• [SET PROBLEM]
Keep only the lines where "Generator" appears.

• [EXERCISE INPUT]
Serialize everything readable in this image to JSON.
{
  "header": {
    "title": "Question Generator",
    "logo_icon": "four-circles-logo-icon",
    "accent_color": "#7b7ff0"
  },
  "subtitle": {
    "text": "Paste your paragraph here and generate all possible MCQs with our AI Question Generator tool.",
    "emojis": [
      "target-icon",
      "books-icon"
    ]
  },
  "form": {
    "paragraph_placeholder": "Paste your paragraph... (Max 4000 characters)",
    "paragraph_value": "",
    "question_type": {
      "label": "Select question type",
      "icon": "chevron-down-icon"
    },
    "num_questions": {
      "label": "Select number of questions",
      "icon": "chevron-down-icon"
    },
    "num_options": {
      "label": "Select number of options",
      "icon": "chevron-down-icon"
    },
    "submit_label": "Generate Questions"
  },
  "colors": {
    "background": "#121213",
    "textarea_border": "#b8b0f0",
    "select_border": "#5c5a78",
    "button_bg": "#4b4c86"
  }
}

• [COMPLETED TASK]
    "title": "Question Generator",
    "text": "Paste your paragraph here and generate all possible MCQs with our AI Question Generator tool.",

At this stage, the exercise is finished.